=== GIVEN DATA ===

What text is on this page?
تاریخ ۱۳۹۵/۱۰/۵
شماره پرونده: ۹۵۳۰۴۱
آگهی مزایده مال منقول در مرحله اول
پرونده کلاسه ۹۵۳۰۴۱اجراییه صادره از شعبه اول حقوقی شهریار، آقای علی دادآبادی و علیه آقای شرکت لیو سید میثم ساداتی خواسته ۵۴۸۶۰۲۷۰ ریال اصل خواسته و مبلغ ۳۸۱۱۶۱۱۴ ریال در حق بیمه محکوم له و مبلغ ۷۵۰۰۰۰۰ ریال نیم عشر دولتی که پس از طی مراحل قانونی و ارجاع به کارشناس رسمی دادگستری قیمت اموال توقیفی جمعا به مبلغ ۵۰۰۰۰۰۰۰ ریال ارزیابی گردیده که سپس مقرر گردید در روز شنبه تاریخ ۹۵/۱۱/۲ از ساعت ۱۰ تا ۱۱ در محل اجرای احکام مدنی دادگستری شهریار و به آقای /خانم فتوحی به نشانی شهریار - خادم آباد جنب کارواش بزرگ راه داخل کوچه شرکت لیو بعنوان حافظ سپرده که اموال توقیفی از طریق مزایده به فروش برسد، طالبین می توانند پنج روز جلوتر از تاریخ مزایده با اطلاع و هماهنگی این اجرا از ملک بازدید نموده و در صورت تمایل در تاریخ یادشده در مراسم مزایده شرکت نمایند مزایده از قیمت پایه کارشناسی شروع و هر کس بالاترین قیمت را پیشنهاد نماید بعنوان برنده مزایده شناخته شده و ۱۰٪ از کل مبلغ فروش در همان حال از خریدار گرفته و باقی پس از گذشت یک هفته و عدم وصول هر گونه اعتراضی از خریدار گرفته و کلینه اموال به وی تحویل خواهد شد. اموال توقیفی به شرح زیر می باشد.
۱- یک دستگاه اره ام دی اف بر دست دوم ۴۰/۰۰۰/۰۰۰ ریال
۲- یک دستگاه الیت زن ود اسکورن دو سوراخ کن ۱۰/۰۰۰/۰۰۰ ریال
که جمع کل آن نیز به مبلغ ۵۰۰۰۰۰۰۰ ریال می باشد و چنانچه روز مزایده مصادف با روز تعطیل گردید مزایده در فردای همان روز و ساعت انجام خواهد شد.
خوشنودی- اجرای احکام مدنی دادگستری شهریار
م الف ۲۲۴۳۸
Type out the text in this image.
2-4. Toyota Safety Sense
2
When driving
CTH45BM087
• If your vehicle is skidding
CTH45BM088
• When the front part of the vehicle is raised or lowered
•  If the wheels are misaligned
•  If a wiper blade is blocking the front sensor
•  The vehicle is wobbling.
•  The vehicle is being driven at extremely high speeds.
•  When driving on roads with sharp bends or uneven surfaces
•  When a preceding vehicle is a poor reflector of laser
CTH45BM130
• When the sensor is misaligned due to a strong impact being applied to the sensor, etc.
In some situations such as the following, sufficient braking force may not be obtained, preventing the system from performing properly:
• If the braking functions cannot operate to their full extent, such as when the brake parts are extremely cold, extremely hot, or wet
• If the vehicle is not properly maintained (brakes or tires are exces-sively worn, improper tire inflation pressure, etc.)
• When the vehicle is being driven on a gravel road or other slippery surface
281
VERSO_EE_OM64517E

===

## TO BE DONE
Repeat each entry word for word.

## THE RESULT
What text is on this page?
تاریخ ۱۳۹۵/۱۰/۵
شماره پرونده: ۹۵۳۰۴۱
آگهی مزایده مال منقول در مرحله اول
پرونده کلاسه ۹۵۳۰۴۱اجراییه صادره از شعبه اول حقوقی شهریار، آقای علی دادآبادی و علیه آقای شرکت لیو سید میثم ساداتی خواسته ۵۴۸۶۰۲۷۰ ریال اصل خواسته و مبلغ ۳۸۱۱۶۱۱۴ ریال در حق بیمه محکوم له و مبلغ ۷۵۰۰۰۰۰ ریال نیم عشر دولتی که پس از طی مراحل قانونی و ارجاع به کارشناس رسمی دادگستری قیمت اموال توقیفی جمعا به مبلغ ۵۰۰۰۰۰۰۰ ریال ارزیابی گردیده که سپس مقرر گردید در روز شنبه تاریخ ۹۵/۱۱/۲ از ساعت ۱۰ تا ۱۱ در محل اجرای احکام مدنی دادگستری شهریار و به آقای /خانم فتوحی به نشانی شهریار - خادم آباد جنب کارواش بزرگ راه داخل کوچه شرکت لیو بعنوان حافظ سپرده که اموال توقیفی از طریق مزایده به فروش برسد، طالبین می توانند پنج روز جلوتر از تاریخ مزایده با اطلاع و هماهنگی این اجرا از ملک بازدید نموده و در صورت تمایل در تاریخ یادشده در مراسم مزایده شرکت نمایند مزایده از قیمت پایه کارشناسی شروع و هر کس بالاترین قیمت را پیشنهاد نماید بعنوان برنده مزایده شناخته شده و ۱۰٪ از کل مبلغ فروش در همان حال از خریدار گرفته و باقی پس از گذشت یک هفته و عدم وصول هر گونه اعتراضی از خریدار گرفته و کلینه اموال به وی تحویل خواهد شد. اموال توقیفی به شرح زیر می باشد.
۱- یک دستگاه اره ام دی اف بر دست دوم ۴۰/۰۰۰/۰۰۰ ریال
۲- یک دستگاه الیت زن ود اسکورن دو سوراخ کن ۱۰/۰۰۰/۰۰۰ ریال
که جمع کل آن نیز به مبلغ ۵۰۰۰۰۰۰۰ ریال می باشد و چنانچه روز مزایده مصادف با روز تعطیل گردید مزایده در فردای همان روز و ساعت انجام خواهد شد.
خوشنودی- اجرای احکام مدنی دادگستری شهریار
م الف ۲۲۴۳۸
Type out the text in this image.
2-4. Toyota Safety Sense
2
When driving
CTH45BM087
• If your vehicle is skidding
CTH45BM088
• When the front part of the vehicle is raised or lowered
•  If the wheels are misaligned
•  If a wiper blade is blocking the front sensor
•  The vehicle is wobbling.
•  The vehicle is being driven at extremely high speeds.
•  When driving on roads with sharp bends or uneven surfaces
•  When a preceding vehicle is a poor reflector of laser
CTH45BM130
• When the sensor is misaligned due to a strong impact being applied to the sensor, etc.
In some situations such as the following, sufficient braking force may not be obtained, preventing the system from performing properly:
• If the braking functions cannot operate to their full extent, such as when the brake parts are extremely cold, extremely hot, or wet
• If the vehicle is not properly maintained (brakes or tires are exces-sively worn, improper tire inflation pressure, etc.)
• When the vehicle is being driven on a gravel road or other slippery surface
281
VERSO_EE_OM64517E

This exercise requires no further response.